--- START Entries shown ---
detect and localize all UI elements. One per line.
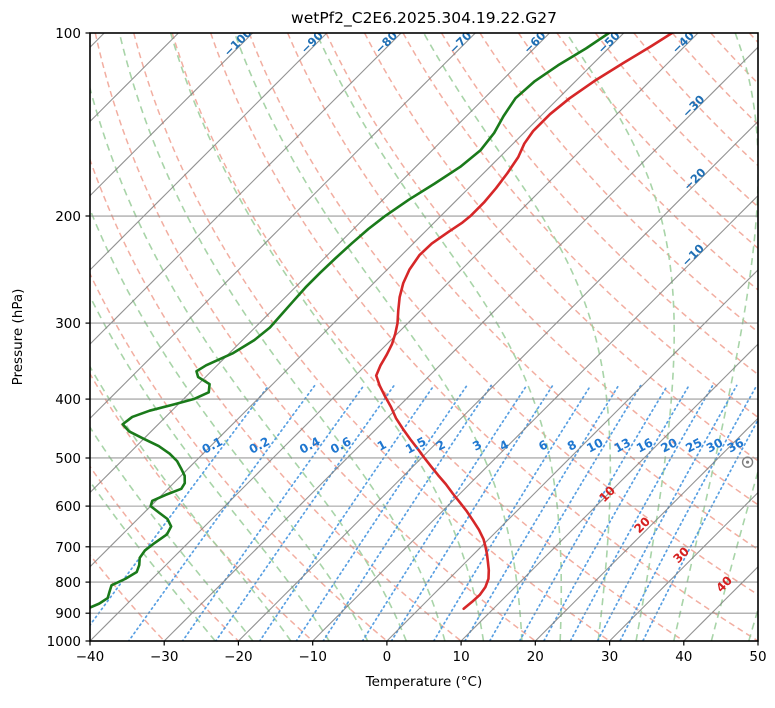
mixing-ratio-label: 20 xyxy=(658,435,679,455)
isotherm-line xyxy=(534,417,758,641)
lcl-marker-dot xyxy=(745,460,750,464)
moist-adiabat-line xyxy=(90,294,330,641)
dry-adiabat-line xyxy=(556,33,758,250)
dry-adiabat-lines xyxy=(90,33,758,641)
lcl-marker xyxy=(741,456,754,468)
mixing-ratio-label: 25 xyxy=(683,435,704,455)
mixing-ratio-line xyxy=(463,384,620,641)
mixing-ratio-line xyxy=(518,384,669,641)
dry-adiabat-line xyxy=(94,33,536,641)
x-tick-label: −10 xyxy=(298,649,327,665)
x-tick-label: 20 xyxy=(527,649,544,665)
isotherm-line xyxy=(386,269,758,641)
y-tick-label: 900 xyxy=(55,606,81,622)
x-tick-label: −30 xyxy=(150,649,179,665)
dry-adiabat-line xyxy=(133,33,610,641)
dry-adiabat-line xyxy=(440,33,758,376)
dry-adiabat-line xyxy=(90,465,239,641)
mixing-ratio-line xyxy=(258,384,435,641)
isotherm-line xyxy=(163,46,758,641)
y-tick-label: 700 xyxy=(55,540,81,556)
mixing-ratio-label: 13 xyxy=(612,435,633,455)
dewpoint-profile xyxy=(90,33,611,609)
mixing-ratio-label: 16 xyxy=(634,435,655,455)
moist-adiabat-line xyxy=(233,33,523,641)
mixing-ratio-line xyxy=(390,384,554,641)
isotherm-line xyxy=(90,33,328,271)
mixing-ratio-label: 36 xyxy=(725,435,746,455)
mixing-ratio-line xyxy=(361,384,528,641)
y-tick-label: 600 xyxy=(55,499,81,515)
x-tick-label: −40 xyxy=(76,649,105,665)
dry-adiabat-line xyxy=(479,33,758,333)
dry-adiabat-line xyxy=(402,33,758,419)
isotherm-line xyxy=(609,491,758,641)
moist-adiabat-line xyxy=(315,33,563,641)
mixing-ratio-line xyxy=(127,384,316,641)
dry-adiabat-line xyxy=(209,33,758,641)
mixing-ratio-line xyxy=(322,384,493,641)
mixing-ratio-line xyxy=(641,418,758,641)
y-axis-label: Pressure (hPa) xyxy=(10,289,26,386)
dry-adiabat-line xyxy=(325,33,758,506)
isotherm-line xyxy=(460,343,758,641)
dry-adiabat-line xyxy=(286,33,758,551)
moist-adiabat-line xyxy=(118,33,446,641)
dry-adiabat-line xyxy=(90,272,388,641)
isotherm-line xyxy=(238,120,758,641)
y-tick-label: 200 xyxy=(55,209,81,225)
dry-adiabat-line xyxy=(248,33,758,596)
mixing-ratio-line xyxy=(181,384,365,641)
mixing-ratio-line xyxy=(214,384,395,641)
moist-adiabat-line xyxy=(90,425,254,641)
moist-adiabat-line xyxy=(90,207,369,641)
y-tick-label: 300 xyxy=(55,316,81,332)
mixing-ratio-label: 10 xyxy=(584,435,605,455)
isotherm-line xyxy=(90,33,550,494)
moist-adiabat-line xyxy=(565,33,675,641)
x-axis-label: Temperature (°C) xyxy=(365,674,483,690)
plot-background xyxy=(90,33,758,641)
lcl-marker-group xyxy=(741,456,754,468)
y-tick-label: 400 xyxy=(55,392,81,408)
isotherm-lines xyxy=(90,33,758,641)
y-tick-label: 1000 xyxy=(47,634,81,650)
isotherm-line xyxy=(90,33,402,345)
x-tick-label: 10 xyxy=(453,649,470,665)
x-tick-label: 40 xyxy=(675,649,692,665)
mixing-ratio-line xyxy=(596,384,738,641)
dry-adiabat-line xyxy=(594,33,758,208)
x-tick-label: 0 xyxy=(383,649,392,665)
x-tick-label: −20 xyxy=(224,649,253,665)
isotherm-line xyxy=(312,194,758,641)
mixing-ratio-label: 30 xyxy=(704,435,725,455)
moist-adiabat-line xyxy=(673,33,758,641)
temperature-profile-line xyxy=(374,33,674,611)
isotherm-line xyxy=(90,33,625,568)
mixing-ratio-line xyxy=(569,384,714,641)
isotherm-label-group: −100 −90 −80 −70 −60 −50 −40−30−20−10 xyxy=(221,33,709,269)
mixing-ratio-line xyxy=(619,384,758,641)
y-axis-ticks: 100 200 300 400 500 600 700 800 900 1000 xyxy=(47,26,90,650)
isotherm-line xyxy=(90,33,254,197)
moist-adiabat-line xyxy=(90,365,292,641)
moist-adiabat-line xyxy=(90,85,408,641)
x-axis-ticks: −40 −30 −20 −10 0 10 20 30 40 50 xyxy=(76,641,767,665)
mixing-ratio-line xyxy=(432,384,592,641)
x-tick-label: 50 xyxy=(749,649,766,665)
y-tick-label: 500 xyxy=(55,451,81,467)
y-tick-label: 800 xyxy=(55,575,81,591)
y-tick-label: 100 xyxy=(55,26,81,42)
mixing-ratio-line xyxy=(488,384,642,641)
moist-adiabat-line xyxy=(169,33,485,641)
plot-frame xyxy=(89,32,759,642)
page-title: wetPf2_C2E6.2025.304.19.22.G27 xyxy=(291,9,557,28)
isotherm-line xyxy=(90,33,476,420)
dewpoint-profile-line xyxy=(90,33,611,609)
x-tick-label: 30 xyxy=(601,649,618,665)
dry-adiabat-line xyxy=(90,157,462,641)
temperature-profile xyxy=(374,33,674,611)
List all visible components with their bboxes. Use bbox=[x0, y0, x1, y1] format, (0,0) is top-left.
--- END Entries shown ---
** Instructions to follow **
Reproduce each line of the records verbatim, starting from the line with "mixing-ratio-label: 20 xyxy=(658,435,679,455)" up to and including the line with "mixing-ratio-label: 13 xyxy=(612,435,633,455)".

** Solution to the exercise **
mixing-ratio-label: 20 xyxy=(658,435,679,455)
isotherm-line xyxy=(534,417,758,641)
lcl-marker-dot xyxy=(745,460,750,464)
moist-adiabat-line xyxy=(90,294,330,641)
dry-adiabat-line xyxy=(556,33,758,250)
dry-adiabat-lines xyxy=(90,33,758,641)
lcl-marker xyxy=(741,456,754,468)
mixing-ratio-label: 25 xyxy=(683,435,704,455)
mixing-ratio-line xyxy=(463,384,620,641)
mixing-ratio-line xyxy=(518,384,669,641)
dry-adiabat-line xyxy=(94,33,536,641)
x-tick-label: −10 xyxy=(298,649,327,665)
x-tick-label: 20 xyxy=(527,649,544,665)
isotherm-line xyxy=(386,269,758,641)
y-tick-label: 900 xyxy=(55,606,81,622)
x-tick-label: −30 xyxy=(150,649,179,665)
dry-adiabat-line xyxy=(133,33,610,641)
dry-adiabat-line xyxy=(440,33,758,376)
dry-adiabat-line xyxy=(90,465,239,641)
mixing-ratio-line xyxy=(258,384,435,641)
isotherm-line xyxy=(163,46,758,641)
y-tick-label: 700 xyxy=(55,540,81,556)
mixing-ratio-label: 13 xyxy=(612,435,633,455)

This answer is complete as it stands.